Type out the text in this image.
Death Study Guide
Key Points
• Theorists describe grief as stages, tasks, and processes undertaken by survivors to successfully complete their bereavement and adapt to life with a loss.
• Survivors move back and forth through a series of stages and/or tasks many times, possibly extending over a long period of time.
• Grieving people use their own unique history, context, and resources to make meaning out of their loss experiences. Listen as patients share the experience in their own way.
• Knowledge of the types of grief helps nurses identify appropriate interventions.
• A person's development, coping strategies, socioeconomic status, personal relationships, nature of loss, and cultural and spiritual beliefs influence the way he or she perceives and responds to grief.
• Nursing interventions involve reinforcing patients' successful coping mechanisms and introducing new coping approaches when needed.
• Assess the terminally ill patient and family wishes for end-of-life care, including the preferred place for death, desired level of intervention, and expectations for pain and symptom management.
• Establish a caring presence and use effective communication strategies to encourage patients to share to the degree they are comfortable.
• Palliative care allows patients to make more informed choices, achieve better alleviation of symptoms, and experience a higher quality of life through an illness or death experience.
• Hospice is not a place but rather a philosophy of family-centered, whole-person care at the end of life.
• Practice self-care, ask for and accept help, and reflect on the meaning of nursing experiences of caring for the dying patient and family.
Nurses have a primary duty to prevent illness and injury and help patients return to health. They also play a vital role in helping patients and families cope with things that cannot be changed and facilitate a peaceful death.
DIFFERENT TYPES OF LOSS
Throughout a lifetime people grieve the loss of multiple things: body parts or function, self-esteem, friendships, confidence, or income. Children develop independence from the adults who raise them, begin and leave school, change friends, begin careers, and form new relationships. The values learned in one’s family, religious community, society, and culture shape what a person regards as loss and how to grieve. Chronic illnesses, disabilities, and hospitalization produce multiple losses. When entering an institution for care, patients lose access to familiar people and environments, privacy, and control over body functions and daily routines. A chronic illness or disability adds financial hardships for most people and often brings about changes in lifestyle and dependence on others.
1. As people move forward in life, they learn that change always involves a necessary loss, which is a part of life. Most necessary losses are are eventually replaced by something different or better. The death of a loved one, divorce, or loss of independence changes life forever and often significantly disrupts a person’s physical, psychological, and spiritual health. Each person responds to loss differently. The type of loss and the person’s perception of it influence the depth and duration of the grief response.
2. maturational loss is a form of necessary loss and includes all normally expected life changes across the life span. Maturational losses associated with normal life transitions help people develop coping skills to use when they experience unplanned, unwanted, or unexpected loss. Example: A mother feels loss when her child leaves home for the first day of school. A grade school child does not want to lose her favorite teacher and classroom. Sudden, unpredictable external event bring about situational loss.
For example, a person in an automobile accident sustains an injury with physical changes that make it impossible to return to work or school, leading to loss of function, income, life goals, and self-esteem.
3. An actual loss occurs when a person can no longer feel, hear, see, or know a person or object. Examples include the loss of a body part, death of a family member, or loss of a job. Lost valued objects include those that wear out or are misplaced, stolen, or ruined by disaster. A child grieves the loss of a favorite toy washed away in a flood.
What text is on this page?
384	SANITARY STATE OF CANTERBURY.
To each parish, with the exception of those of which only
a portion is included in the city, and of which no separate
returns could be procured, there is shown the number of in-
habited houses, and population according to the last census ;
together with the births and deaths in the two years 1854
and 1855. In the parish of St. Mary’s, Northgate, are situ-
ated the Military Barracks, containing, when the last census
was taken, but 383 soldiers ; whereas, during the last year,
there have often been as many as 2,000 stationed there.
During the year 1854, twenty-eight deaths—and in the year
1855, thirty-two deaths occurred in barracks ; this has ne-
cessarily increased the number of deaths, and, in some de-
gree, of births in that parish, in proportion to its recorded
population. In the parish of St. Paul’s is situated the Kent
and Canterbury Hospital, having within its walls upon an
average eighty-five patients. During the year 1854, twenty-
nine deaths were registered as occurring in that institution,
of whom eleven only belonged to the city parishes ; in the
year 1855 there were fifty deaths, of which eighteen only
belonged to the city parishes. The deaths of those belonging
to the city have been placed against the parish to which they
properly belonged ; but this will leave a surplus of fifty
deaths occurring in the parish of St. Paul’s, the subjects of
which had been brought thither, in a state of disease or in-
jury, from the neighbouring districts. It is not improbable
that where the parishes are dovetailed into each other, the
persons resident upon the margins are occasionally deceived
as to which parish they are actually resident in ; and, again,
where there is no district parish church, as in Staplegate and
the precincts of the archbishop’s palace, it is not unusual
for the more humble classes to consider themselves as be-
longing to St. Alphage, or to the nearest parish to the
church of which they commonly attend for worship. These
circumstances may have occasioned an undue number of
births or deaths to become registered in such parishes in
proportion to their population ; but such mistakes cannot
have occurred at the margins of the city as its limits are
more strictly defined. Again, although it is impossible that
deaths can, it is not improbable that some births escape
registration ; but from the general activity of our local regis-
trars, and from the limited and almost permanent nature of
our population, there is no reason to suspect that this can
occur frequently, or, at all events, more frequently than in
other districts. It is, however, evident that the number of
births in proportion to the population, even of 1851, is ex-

TASK -
Reproduce every record above exactly as it appears.

FINISHED EXERCISE -
Type out the text in this image.
Death Study Guide
Key Points
• Theorists describe grief as stages, tasks, and processes undertaken by survivors to successfully complete their bereavement and adapt to life with a loss.
• Survivors move back and forth through a series of stages and/or tasks many times, possibly extending over a long period of time.
• Grieving people use their own unique history, context, and resources to make meaning out of their loss experiences. Listen as patients share the experience in their own way.
• Knowledge of the types of grief helps nurses identify appropriate interventions.
• A person's development, coping strategies, socioeconomic status, personal relationships, nature of loss, and cultural and spiritual beliefs influence the way he or she perceives and responds to grief.
• Nursing interventions involve reinforcing patients' successful coping mechanisms and introducing new coping approaches when needed.
• Assess the terminally ill patient and family wishes for end-of-life care, including the preferred place for death, desired level of intervention, and expectations for pain and symptom management.
• Establish a caring presence and use effective communication strategies to encourage patients to share to the degree they are comfortable.
• Palliative care allows patients to make more informed choices, achieve better alleviation of symptoms, and experience a higher quality of life through an illness or death experience.
• Hospice is not a place but rather a philosophy of family-centered, whole-person care at the end of life.
• Practice self-care, ask for and accept help, and reflect on the meaning of nursing experiences of caring for the dying patient and family.
Nurses have a primary duty to prevent illness and injury and help patients return to health. They also play a vital role in helping patients and families cope with things that cannot be changed and facilitate a peaceful death.
DIFFERENT TYPES OF LOSS
Throughout a lifetime people grieve the loss of multiple things: body parts or function, self-esteem, friendships, confidence, or income. Children develop independence from the adults who raise them, begin and leave school, change friends, begin careers, and form new relationships. The values learned in one’s family, religious community, society, and culture shape what a person regards as loss and how to grieve. Chronic illnesses, disabilities, and hospitalization produce multiple losses. When entering an institution for care, patients lose access to familiar people and environments, privacy, and control over body functions and daily routines. A chronic illness or disability adds financial hardships for most people and often brings about changes in lifestyle and dependence on others.
1. As people move forward in life, they learn that change always involves a necessary loss, which is a part of life. Most necessary losses are are eventually replaced by something different or better. The death of a loved one, divorce, or loss of independence changes life forever and often significantly disrupts a person’s physical, psychological, and spiritual health. Each person responds to loss differently. The type of loss and the person’s perception of it influence the depth and duration of the grief response.
2. maturational loss is a form of necessary loss and includes all normally expected life changes across the life span. Maturational losses associated with normal life transitions help people develop coping skills to use when they experience unplanned, unwanted, or unexpected loss. Example: A mother feels loss when her child leaves home for the first day of school. A grade school child does not want to lose her favorite teacher and classroom. Sudden, unpredictable external event bring about situational loss.
For example, a person in an automobile accident sustains an injury with physical changes that make it impossible to return to work or school, leading to loss of function, income, life goals, and self-esteem.
3. An actual loss occurs when a person can no longer feel, hear, see, or know a person or object. Examples include the loss of a body part, death of a family member, or loss of a job. Lost valued objects include those that wear out or are misplaced, stolen, or ruined by disaster. A child grieves the loss of a favorite toy washed away in a flood.
What text is on this page?
384	SANITARY STATE OF CANTERBURY.
To each parish, with the exception of those of which only
a portion is included in the city, and of which no separate
returns could be procured, there is shown the number of in-
habited houses, and population according to the last census ;
together with the births and deaths in the two years 1854
and 1855. In the parish of St. Mary’s, Northgate, are situ-
ated the Military Barracks, containing, when the last census
was taken, but 383 soldiers ; whereas, during the last year,
there have often been as many as 2,000 stationed there.
During the year 1854, twenty-eight deaths—and in the year
1855, thirty-two deaths occurred in barracks ; this has ne-
cessarily increased the number of deaths, and, in some de-
gree, of births in that parish, in proportion to its recorded
population. In the parish of St. Paul’s is situated the Kent
and Canterbury Hospital, having within its walls upon an
average eighty-five patients. During the year 1854, twenty-
nine deaths were registered as occurring in that institution,
of whom eleven only belonged to the city parishes ; in the
year 1855 there were fifty deaths, of which eighteen only
belonged to the city parishes. The deaths of those belonging
to the city have been placed against the parish to which they
properly belonged ; but this will leave a surplus of fifty
deaths occurring in the parish of St. Paul’s, the subjects of
which had been brought thither, in a state of disease or in-
jury, from the neighbouring districts. It is not improbable
that where the parishes are dovetailed into each other, the
persons resident upon the margins are occasionally deceived
as to which parish they are actually resident in ; and, again,
where there is no district parish church, as in Staplegate and
the precincts of the archbishop’s palace, it is not unusual
for the more humble classes to consider themselves as be-
longing to St. Alphage, or to the nearest parish to the
church of which they commonly attend for worship. These
circumstances may have occasioned an undue number of
births or deaths to become registered in such parishes in
proportion to their population ; but such mistakes cannot
have occurred at the margins of the city as its limits are
more strictly defined. Again, although it is impossible that
deaths can, it is not improbable that some births escape
registration ; but from the general activity of our local regis-
trars, and from the limited and almost permanent nature of
our population, there is no reason to suspect that this can
occur frequently, or, at all events, more frequently than in
other districts. It is, however, evident that the number of
births in proportion to the population, even of 1851, is ex-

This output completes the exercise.